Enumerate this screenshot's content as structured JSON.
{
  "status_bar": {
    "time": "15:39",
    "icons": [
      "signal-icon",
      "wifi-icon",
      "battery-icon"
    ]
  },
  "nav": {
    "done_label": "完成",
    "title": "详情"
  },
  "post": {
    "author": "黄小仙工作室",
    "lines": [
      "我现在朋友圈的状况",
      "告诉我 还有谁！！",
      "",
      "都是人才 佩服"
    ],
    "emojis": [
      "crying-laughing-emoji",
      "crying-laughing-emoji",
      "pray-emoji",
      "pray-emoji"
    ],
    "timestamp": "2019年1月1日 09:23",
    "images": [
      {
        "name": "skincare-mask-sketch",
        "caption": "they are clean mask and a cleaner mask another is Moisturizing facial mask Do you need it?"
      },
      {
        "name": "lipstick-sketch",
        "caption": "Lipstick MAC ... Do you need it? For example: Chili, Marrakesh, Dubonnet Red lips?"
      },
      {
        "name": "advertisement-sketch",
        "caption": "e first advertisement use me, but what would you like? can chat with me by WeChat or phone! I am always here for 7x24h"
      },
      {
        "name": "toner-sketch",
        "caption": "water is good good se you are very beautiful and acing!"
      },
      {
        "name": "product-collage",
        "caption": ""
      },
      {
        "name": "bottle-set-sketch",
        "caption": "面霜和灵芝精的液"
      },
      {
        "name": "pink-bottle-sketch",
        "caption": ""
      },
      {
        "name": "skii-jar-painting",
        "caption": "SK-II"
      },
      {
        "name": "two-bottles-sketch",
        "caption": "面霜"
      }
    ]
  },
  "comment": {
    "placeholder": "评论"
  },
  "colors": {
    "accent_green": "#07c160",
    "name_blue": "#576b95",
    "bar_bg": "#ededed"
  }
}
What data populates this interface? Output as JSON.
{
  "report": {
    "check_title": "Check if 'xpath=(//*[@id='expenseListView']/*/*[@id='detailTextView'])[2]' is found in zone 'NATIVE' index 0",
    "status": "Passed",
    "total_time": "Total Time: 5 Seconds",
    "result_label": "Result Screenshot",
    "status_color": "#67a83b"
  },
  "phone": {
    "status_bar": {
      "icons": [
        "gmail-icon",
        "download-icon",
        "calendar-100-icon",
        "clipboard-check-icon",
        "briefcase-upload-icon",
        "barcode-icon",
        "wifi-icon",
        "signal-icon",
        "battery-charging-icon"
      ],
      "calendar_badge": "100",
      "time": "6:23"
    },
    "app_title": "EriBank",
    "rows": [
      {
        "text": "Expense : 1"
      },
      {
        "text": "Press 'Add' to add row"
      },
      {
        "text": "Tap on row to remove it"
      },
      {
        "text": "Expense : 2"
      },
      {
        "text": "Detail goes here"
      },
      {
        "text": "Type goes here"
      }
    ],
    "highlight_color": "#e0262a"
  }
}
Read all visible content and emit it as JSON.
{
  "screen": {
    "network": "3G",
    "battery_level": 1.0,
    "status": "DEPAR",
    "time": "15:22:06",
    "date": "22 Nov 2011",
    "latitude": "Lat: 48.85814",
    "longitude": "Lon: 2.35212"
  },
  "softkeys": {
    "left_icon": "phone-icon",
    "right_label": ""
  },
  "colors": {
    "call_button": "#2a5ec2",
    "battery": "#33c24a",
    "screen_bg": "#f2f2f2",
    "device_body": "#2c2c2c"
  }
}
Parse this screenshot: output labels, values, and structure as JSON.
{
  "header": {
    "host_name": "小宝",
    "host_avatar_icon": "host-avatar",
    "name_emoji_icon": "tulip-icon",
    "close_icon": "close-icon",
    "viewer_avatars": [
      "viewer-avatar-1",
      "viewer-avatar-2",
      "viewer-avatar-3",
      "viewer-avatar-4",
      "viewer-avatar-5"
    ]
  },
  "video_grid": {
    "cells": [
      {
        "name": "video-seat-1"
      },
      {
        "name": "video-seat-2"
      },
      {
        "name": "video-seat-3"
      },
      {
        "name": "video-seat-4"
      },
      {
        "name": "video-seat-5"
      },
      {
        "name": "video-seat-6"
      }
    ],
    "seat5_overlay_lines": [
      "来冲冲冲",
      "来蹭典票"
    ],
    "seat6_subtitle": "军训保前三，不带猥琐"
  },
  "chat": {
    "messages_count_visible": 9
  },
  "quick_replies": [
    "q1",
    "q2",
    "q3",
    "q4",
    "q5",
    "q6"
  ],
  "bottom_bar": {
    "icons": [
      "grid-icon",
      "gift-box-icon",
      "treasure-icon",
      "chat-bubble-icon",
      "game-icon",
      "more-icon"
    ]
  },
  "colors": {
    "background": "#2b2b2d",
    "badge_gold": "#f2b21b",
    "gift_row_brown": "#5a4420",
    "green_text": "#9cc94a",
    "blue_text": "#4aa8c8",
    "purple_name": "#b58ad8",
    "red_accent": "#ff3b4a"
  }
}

--

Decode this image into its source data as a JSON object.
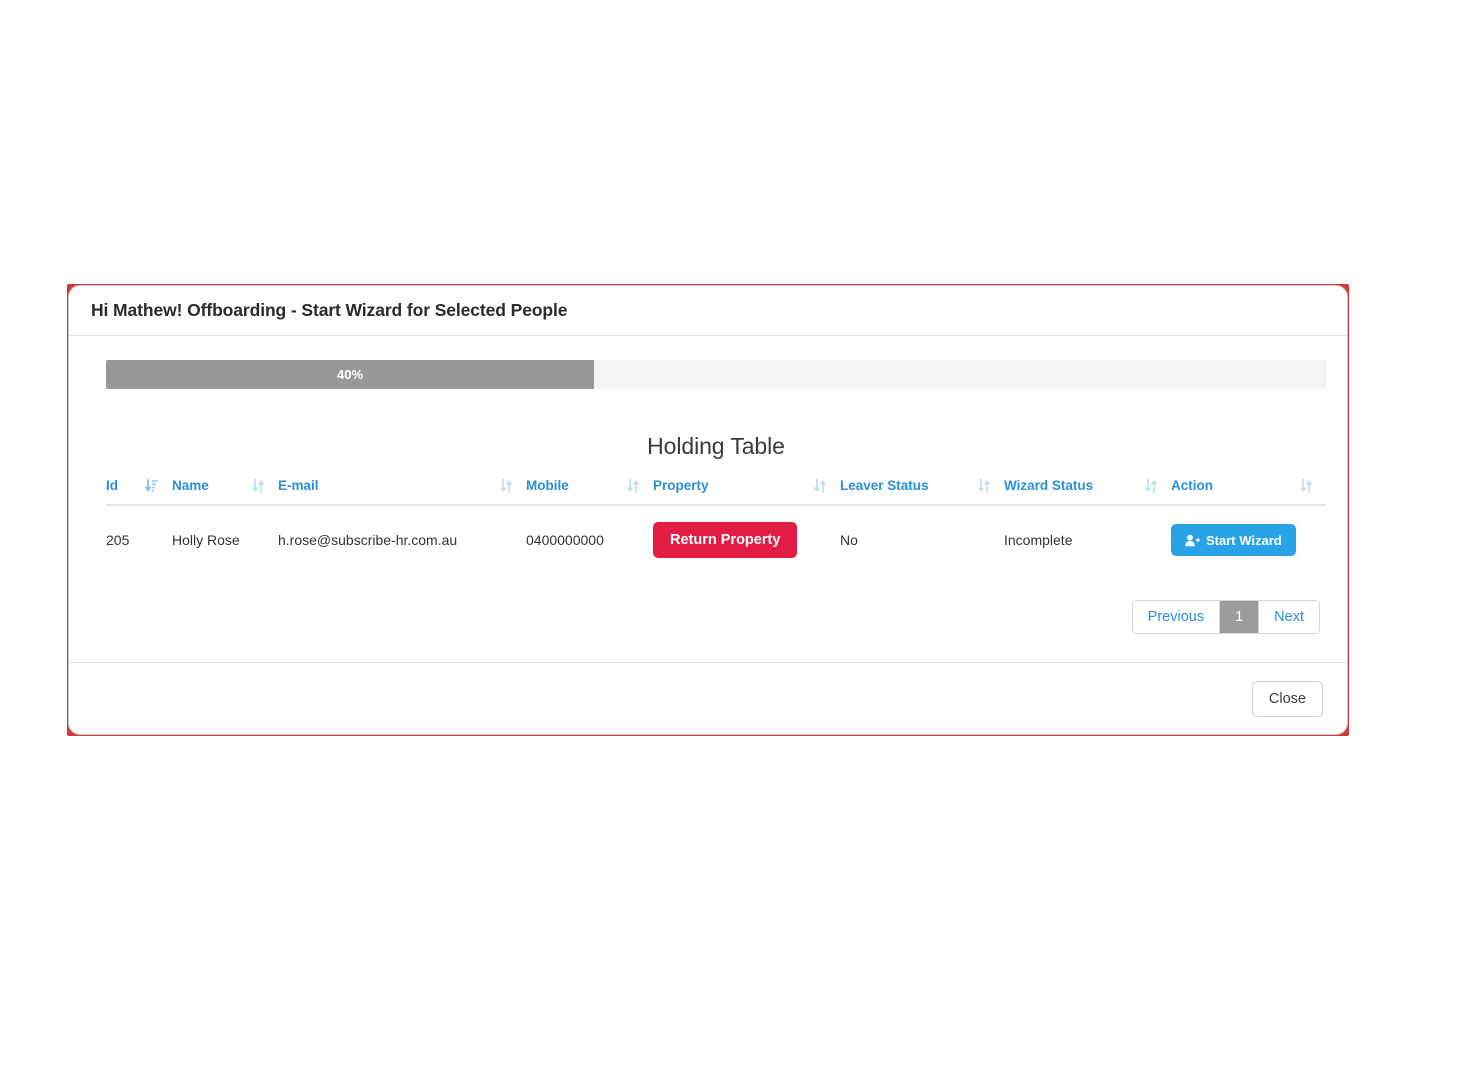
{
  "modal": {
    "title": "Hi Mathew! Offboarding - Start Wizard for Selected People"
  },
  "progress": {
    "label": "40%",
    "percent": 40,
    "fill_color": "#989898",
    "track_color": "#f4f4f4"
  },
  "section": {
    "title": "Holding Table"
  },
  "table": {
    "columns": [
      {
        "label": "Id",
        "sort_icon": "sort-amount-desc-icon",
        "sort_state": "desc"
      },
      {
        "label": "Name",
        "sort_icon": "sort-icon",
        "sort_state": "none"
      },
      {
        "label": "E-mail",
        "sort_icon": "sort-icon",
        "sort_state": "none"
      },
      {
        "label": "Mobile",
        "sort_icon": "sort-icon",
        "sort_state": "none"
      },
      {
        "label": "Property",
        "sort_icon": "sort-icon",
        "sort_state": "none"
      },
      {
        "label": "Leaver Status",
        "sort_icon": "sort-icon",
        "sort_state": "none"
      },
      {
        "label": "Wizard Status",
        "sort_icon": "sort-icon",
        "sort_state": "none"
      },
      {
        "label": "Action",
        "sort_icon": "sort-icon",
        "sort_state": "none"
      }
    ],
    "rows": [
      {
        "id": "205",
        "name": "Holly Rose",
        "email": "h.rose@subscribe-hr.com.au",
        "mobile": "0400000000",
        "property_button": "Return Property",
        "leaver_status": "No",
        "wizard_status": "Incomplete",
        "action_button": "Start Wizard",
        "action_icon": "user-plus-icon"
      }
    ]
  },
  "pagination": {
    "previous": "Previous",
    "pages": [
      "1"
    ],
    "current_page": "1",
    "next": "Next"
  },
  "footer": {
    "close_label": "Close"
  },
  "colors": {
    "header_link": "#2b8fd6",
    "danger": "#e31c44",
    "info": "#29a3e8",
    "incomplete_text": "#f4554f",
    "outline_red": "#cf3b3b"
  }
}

--

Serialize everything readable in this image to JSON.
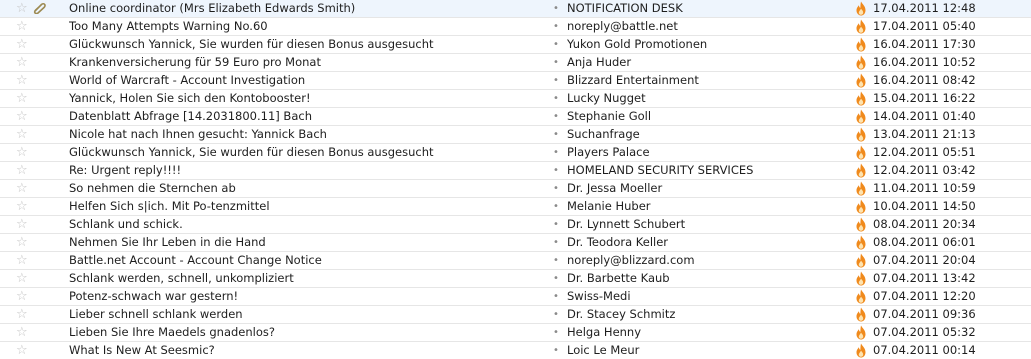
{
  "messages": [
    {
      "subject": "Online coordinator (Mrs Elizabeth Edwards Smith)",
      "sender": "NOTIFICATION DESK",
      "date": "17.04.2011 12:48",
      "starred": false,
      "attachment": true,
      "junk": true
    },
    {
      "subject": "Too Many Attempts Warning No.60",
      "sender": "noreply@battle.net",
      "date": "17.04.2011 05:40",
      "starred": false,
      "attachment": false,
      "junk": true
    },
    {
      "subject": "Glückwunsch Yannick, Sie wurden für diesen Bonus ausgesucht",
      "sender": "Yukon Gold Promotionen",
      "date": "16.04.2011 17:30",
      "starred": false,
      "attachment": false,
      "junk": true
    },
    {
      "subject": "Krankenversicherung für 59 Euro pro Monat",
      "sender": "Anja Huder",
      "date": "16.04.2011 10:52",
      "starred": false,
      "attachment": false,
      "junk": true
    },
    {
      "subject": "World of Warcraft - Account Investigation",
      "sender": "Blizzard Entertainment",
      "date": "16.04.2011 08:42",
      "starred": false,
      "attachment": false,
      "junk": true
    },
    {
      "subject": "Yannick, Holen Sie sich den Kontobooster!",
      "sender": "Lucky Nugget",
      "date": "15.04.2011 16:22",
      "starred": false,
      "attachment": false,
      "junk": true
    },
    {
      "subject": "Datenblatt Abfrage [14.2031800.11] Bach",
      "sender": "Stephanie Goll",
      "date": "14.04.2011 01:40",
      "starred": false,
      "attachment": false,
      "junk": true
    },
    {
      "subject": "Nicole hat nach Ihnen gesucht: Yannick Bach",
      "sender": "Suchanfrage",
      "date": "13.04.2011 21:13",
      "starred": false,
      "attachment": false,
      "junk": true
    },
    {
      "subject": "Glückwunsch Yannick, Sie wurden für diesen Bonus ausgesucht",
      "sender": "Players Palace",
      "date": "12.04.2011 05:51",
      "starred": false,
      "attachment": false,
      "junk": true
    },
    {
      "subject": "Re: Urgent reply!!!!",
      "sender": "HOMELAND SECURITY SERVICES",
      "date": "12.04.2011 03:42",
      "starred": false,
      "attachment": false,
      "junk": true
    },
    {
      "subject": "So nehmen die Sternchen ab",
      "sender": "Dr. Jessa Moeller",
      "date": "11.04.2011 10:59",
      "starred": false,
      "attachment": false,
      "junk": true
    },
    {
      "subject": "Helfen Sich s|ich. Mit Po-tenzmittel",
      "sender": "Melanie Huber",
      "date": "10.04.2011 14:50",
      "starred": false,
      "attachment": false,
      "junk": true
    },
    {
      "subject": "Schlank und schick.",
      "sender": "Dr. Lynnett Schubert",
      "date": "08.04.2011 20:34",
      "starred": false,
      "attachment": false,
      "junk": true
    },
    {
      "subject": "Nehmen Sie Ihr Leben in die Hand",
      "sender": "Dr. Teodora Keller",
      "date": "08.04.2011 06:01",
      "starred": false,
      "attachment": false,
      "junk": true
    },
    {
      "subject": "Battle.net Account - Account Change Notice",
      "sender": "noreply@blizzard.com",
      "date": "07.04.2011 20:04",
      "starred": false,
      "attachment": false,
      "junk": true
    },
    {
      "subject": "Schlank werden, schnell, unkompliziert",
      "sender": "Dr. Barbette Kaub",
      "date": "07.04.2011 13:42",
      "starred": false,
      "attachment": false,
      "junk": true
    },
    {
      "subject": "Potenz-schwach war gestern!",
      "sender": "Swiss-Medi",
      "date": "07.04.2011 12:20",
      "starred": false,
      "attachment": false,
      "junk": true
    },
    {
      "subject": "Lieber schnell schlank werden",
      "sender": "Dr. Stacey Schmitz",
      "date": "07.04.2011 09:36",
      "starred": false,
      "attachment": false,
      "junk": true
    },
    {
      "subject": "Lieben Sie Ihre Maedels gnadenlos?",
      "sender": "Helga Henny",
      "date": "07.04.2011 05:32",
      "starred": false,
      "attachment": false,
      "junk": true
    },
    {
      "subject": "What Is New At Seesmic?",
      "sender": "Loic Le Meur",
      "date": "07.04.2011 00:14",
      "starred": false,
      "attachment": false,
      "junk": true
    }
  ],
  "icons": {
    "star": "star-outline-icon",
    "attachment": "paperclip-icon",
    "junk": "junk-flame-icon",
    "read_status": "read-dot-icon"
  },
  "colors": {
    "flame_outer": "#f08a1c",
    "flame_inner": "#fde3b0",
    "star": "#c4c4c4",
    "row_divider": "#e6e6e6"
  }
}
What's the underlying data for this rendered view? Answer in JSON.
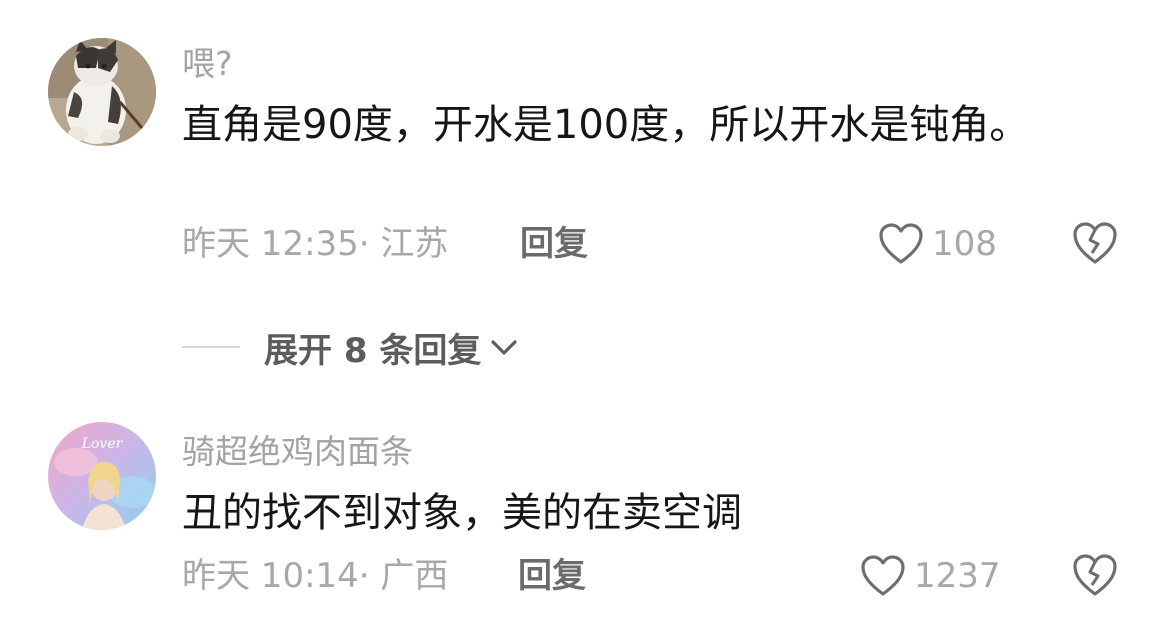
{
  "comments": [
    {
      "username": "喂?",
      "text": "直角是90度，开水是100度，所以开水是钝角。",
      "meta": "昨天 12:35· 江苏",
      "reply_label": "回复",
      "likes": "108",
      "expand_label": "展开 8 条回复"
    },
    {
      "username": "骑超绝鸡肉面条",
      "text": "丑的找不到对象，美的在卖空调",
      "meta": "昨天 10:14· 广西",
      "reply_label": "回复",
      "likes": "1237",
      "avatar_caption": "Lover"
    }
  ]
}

- [INSTRUCTIONS TO FOLLOW]
Look through the data above. Find each line with the string "mask" and copy it.

- [FINISHED ANSWER]
        "name": "skincare-mask-sketch",
        "caption": "they are clean mask and a cleaner mask another is Moisturizing facial mask Do you need it?"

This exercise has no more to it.